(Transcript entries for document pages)
——————————
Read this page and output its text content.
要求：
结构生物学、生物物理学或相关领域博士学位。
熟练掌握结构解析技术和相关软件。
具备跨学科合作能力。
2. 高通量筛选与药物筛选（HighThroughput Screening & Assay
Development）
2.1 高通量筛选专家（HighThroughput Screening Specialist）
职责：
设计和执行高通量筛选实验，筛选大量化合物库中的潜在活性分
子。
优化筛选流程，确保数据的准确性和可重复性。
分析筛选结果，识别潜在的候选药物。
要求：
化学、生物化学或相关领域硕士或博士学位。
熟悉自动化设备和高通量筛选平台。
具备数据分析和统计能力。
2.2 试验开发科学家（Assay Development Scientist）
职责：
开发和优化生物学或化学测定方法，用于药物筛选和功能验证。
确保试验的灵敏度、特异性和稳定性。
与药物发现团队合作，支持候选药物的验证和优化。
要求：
——————————
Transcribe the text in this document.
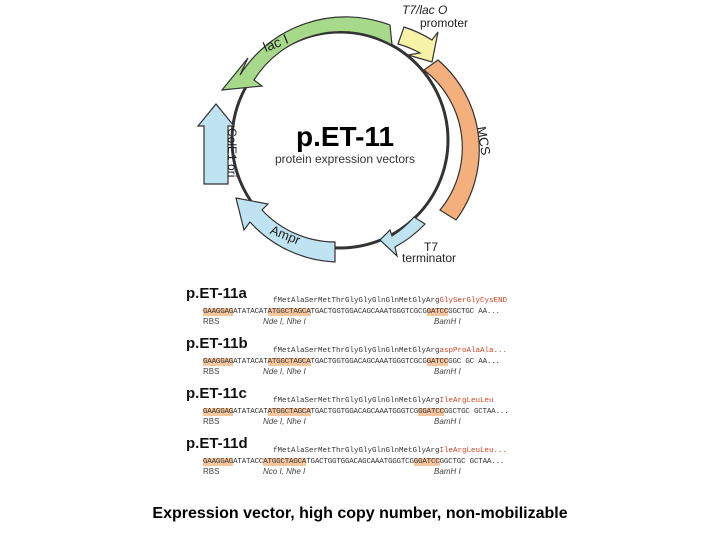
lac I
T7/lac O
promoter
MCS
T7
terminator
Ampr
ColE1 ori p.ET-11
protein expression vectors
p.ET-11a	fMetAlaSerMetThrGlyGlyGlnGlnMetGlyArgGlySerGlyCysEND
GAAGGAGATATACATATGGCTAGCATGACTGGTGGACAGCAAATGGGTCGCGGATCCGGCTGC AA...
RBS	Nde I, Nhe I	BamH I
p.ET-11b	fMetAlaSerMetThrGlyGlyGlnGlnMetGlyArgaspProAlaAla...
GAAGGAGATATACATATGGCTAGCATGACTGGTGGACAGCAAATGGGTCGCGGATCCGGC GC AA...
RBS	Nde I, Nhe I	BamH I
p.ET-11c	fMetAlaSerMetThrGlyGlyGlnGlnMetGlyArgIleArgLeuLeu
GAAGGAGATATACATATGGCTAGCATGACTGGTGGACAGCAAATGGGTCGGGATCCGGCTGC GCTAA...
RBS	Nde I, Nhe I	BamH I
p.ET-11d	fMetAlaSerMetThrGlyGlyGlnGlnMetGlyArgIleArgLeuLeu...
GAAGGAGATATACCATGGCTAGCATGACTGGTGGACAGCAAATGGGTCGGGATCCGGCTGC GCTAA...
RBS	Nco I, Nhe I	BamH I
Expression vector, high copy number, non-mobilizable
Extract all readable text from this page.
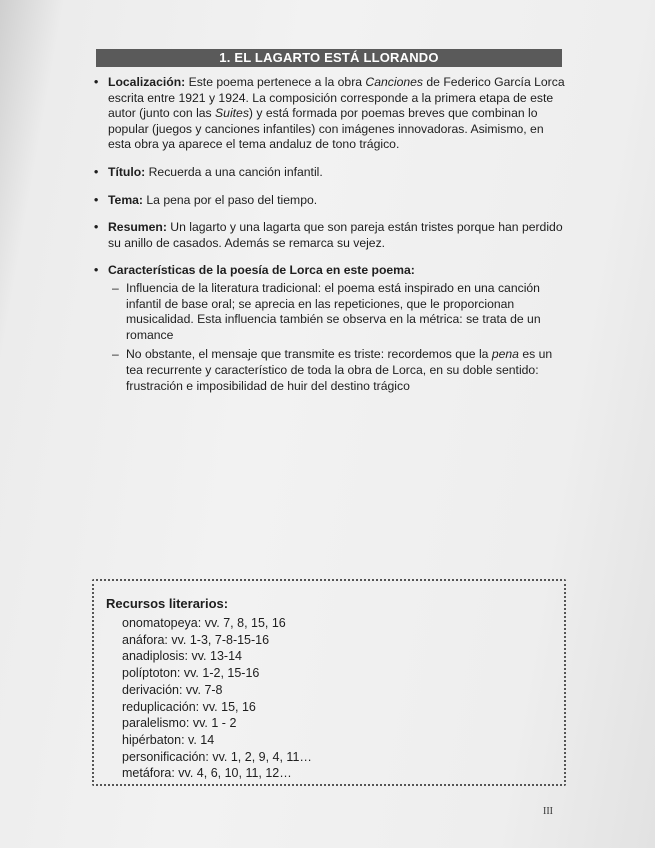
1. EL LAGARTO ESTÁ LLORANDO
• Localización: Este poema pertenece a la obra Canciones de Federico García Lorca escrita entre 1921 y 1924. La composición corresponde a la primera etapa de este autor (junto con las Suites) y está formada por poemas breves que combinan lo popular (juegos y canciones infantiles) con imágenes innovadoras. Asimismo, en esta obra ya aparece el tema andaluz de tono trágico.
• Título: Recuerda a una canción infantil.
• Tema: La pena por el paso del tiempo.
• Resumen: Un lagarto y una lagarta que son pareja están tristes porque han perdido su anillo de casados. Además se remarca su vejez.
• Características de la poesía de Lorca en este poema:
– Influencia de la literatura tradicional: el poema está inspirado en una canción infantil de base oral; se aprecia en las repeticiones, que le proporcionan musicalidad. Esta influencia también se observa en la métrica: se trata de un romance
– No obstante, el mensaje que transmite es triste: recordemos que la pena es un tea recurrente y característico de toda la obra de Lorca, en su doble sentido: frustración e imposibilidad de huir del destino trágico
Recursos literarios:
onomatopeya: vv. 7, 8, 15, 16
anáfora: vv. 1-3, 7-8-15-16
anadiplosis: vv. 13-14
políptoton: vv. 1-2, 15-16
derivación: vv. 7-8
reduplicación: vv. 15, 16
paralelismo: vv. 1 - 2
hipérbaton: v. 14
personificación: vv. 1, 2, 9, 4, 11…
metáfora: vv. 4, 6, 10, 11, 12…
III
——————————
* [Instructions to follow]:
Working through the data above, find every line holding "fMetAlaSerMetThrGlyGlyGlnGlnMetGlyArgIleArgLeuLeu" and copy it.

* [Your response]:
p.ET-11c	fMetAlaSerMetThrGlyGlyGlnGlnMetGlyArgIleArgLeuLeu
p.ET-11d	fMetAlaSerMetThrGlyGlyGlnGlnMetGlyArgIleArgLeuLeu...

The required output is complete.